Written instruction
Below is a set of records; restate each one word for word.

(Records from a dataset)
[START]

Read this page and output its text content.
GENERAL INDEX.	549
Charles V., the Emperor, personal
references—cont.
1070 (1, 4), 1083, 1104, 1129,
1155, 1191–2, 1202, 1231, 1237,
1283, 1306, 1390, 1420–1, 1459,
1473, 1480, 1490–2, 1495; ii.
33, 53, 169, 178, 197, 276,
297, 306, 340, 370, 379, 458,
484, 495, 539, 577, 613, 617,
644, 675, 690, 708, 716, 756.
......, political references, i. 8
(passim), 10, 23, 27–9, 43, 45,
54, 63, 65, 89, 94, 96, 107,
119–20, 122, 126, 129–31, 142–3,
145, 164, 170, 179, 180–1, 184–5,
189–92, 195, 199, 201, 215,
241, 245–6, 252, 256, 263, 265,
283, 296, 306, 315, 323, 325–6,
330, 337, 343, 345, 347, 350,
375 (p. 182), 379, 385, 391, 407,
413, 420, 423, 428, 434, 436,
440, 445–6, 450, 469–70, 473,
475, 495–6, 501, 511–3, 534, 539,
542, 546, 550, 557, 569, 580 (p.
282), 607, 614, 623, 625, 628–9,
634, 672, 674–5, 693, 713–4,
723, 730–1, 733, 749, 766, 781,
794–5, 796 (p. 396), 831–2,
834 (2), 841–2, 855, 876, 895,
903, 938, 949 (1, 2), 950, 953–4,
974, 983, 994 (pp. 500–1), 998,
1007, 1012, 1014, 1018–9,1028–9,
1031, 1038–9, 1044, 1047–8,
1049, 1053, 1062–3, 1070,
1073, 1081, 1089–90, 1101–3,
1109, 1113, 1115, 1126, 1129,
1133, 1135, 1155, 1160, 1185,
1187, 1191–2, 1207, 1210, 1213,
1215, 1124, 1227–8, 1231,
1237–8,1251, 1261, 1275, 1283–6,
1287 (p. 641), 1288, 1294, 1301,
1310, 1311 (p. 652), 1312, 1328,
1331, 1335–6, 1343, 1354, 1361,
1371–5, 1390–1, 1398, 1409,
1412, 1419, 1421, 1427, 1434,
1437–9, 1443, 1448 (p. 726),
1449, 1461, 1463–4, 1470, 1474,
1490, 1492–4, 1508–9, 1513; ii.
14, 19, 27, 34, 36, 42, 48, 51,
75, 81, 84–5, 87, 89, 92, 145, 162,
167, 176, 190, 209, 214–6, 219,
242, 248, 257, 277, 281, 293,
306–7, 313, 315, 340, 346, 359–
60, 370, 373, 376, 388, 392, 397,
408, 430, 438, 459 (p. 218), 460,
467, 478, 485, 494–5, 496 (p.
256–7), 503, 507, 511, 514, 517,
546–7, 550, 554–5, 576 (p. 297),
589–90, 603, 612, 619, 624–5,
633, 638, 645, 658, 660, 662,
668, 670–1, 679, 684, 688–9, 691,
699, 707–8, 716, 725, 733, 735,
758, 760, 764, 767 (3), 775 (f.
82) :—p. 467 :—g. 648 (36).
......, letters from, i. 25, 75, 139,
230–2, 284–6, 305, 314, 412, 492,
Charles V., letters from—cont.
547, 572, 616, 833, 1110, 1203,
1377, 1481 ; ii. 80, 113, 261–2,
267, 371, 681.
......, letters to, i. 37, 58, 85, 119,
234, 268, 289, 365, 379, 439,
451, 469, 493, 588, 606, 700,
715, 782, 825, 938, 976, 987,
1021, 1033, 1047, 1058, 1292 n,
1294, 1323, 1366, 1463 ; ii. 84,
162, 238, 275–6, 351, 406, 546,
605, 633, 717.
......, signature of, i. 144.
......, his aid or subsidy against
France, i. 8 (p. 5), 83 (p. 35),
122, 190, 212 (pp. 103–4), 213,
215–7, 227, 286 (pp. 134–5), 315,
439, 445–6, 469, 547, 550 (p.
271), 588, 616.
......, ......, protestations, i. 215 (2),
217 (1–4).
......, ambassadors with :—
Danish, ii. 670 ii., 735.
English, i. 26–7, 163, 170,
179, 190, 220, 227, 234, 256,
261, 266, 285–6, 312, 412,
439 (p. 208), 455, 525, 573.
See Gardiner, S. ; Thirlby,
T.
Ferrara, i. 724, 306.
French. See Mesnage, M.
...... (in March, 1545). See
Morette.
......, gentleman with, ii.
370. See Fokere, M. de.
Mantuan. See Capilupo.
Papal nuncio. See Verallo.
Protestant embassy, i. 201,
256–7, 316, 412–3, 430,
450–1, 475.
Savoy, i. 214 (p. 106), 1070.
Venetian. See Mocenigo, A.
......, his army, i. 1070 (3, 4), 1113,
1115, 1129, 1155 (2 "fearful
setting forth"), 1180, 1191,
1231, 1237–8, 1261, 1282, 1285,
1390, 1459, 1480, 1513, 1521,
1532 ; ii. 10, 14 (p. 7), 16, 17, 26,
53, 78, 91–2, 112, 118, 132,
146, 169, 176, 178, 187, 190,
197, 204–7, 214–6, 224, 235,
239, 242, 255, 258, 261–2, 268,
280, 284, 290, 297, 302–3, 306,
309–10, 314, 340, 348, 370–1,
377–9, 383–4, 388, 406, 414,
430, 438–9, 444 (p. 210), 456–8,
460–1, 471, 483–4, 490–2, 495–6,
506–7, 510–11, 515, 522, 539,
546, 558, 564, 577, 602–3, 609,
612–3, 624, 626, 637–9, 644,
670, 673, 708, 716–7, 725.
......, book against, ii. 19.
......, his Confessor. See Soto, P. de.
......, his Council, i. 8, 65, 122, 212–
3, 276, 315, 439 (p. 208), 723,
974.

[END]

Solution for this task
Read this page and output its text content.
GENERAL INDEX.	549
Charles V., the Emperor, personal
references—cont.
1070 (1, 4), 1083, 1104, 1129,
1155, 1191–2, 1202, 1231, 1237,
1283, 1306, 1390, 1420–1, 1459,
1473, 1480, 1490–2, 1495; ii.
33, 53, 169, 178, 197, 276,
297, 306, 340, 370, 379, 458,
484, 495, 539, 577, 613, 617,
644, 675, 690, 708, 716, 756.
......, political references, i. 8
(passim), 10, 23, 27–9, 43, 45,
54, 63, 65, 89, 94, 96, 107,
119–20, 122, 126, 129–31, 142–3,
145, 164, 170, 179, 180–1, 184–5,
189–92, 195, 199, 201, 215,
241, 245–6, 252, 256, 263, 265,
283, 296, 306, 315, 323, 325–6,
330, 337, 343, 345, 347, 350,
375 (p. 182), 379, 385, 391, 407,
413, 420, 423, 428, 434, 436,
440, 445–6, 450, 469–70, 473,
475, 495–6, 501, 511–3, 534, 539,
542, 546, 550, 557, 569, 580 (p.
282), 607, 614, 623, 625, 628–9,
634, 672, 674–5, 693, 713–4,
723, 730–1, 733, 749, 766, 781,
794–5, 796 (p. 396), 831–2,
834 (2), 841–2, 855, 876, 895,
903, 938, 949 (1, 2), 950, 953–4,
974, 983, 994 (pp. 500–1), 998,
1007, 1012, 1014, 1018–9,1028–9,
1031, 1038–9, 1044, 1047–8,
1049, 1053, 1062–3, 1070,
1073, 1081, 1089–90, 1101–3,
1109, 1113, 1115, 1126, 1129,
1133, 1135, 1155, 1160, 1185,
1187, 1191–2, 1207, 1210, 1213,
1215, 1124, 1227–8, 1231,
1237–8,1251, 1261, 1275, 1283–6,
1287 (p. 641), 1288, 1294, 1301,
1310, 1311 (p. 652), 1312, 1328,
1331, 1335–6, 1343, 1354, 1361,
1371–5, 1390–1, 1398, 1409,
1412, 1419, 1421, 1427, 1434,
1437–9, 1443, 1448 (p. 726),
1449, 1461, 1463–4, 1470, 1474,
1490, 1492–4, 1508–9, 1513; ii.
14, 19, 27, 34, 36, 42, 48, 51,
75, 81, 84–5, 87, 89, 92, 145, 162,
167, 176, 190, 209, 214–6, 219,
242, 248, 257, 277, 281, 293,
306–7, 313, 315, 340, 346, 359–
60, 370, 373, 376, 388, 392, 397,
408, 430, 438, 459 (p. 218), 460,
467, 478, 485, 494–5, 496 (p.
256–7), 503, 507, 511, 514, 517,
546–7, 550, 554–5, 576 (p. 297),
589–90, 603, 612, 619, 624–5,
633, 638, 645, 658, 660, 662,
668, 670–1, 679, 684, 688–9, 691,
699, 707–8, 716, 725, 733, 735,
758, 760, 764, 767 (3), 775 (f.
82) :—p. 467 :—g. 648 (36).
......, letters from, i. 25, 75, 139,
230–2, 284–6, 305, 314, 412, 492,
Charles V., letters from—cont.
547, 572, 616, 833, 1110, 1203,
1377, 1481 ; ii. 80, 113, 261–2,
267, 371, 681.
......, letters to, i. 37, 58, 85, 119,
234, 268, 289, 365, 379, 439,
451, 469, 493, 588, 606, 700,
715, 782, 825, 938, 976, 987,
1021, 1033, 1047, 1058, 1292 n,
1294, 1323, 1366, 1463 ; ii. 84,
162, 238, 275–6, 351, 406, 546,
605, 633, 717.
......, signature of, i. 144.
......, his aid or subsidy against
France, i. 8 (p. 5), 83 (p. 35),
122, 190, 212 (pp. 103–4), 213,
215–7, 227, 286 (pp. 134–5), 315,
439, 445–6, 469, 547, 550 (p.
271), 588, 616.
......, ......, protestations, i. 215 (2),
217 (1–4).
......, ambassadors with :—
Danish, ii. 670 ii., 735.
English, i. 26–7, 163, 170,
179, 190, 220, 227, 234, 256,
261, 266, 285–6, 312, 412,
439 (p. 208), 455, 525, 573.
See Gardiner, S. ; Thirlby,
T.
Ferrara, i. 724, 306.
French. See Mesnage, M.
...... (in March, 1545). See
Morette.
......, gentleman with, ii.
370. See Fokere, M. de.
Mantuan. See Capilupo.
Papal nuncio. See Verallo.
Protestant embassy, i. 201,
256–7, 316, 412–3, 430,
450–1, 475.
Savoy, i. 214 (p. 106), 1070.
Venetian. See Mocenigo, A.
......, his army, i. 1070 (3, 4), 1113,
1115, 1129, 1155 (2 "fearful
setting forth"), 1180, 1191,
1231, 1237–8, 1261, 1282, 1285,
1390, 1459, 1480, 1513, 1521,
1532 ; ii. 10, 14 (p. 7), 16, 17, 26,
53, 78, 91–2, 112, 118, 132,
146, 169, 176, 178, 187, 190,
197, 204–7, 214–6, 224, 235,
239, 242, 255, 258, 261–2, 268,
280, 284, 290, 297, 302–3, 306,
309–10, 314, 340, 348, 370–1,
377–9, 383–4, 388, 406, 414,
430, 438–9, 444 (p. 210), 456–8,
460–1, 471, 483–4, 490–2, 495–6,
506–7, 510–11, 515, 522, 539,
546, 558, 564, 577, 602–3, 609,
612–3, 624, 626, 637–9, 644,
670, 673, 708, 716–7, 725.
......, book against, ii. 19.
......, his Confessor. See Soto, P. de.
......, his Council, i. 8, 65, 122, 212–
3, 276, 315, 439 (p. 208), 723,
974.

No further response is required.